Stated exercise
Skip every picture, and output exactly the lines starting at the one with "Reverse-engineer this chart into JSON." and running through the last line of the material below.

Exercise material
* * *

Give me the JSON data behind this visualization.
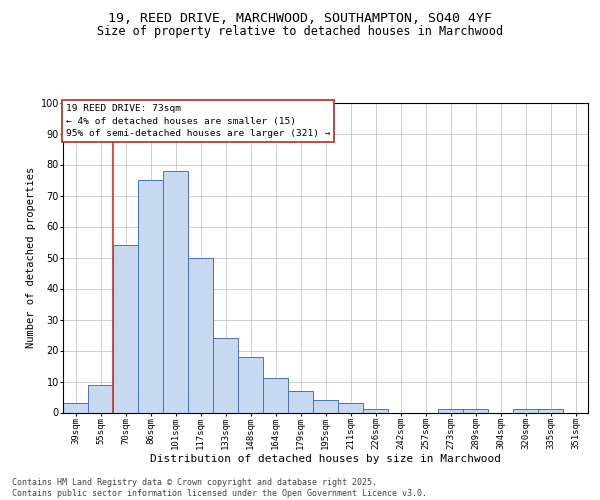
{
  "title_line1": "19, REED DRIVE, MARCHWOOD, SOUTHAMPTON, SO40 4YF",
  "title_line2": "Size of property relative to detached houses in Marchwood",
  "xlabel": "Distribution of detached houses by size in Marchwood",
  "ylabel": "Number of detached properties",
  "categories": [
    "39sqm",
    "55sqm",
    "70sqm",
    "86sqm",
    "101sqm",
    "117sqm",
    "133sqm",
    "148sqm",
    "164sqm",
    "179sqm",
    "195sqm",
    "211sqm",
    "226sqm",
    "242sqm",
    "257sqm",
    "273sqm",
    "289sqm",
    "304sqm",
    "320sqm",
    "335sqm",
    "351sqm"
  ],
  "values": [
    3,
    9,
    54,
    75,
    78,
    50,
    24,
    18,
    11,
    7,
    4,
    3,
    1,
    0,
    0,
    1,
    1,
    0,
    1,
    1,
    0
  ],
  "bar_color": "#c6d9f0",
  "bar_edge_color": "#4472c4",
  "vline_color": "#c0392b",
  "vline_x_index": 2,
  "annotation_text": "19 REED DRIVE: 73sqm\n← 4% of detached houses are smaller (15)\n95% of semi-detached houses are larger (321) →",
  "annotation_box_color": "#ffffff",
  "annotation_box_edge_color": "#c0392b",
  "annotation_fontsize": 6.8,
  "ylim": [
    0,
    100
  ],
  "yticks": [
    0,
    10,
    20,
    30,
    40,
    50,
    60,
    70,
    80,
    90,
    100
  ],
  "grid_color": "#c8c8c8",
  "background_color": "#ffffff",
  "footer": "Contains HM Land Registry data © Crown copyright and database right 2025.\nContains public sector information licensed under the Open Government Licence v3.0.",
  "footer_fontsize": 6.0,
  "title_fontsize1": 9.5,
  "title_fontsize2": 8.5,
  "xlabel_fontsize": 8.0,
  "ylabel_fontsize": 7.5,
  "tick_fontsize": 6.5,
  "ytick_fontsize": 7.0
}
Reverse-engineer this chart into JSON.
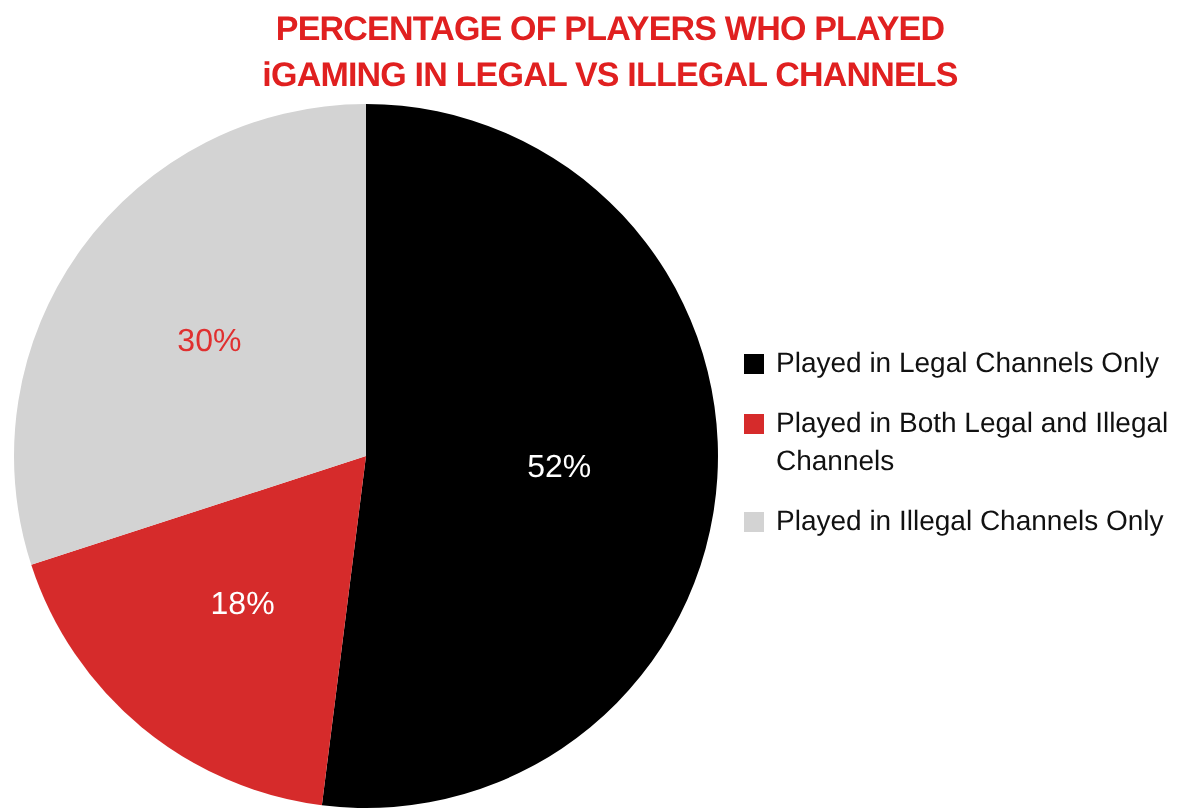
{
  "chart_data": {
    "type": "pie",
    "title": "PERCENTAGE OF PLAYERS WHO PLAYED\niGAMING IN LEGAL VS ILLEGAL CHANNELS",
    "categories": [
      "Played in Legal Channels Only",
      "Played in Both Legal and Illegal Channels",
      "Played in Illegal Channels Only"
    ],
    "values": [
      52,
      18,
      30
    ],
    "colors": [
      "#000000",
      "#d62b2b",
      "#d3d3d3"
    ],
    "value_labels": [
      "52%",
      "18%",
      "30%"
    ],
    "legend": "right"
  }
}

* * *

Solution
Reverse-engineer this chart into JSON.
{
  "chart_data": {
    "type": "pie",
    "title": "PERCENTAGE OF PLAYERS WHO PLAYED\niGAMING IN LEGAL VS ILLEGAL CHANNELS",
    "categories": [
      "Played in Legal Channels Only",
      "Played in Both Legal and Illegal Channels",
      "Played in Illegal Channels Only"
    ],
    "values": [
      52,
      18,
      30
    ],
    "colors": [
      "#000000",
      "#d62b2b",
      "#d3d3d3"
    ],
    "value_labels": [
      "52%",
      "18%",
      "30%"
    ],
    "legend": "right"
  }
}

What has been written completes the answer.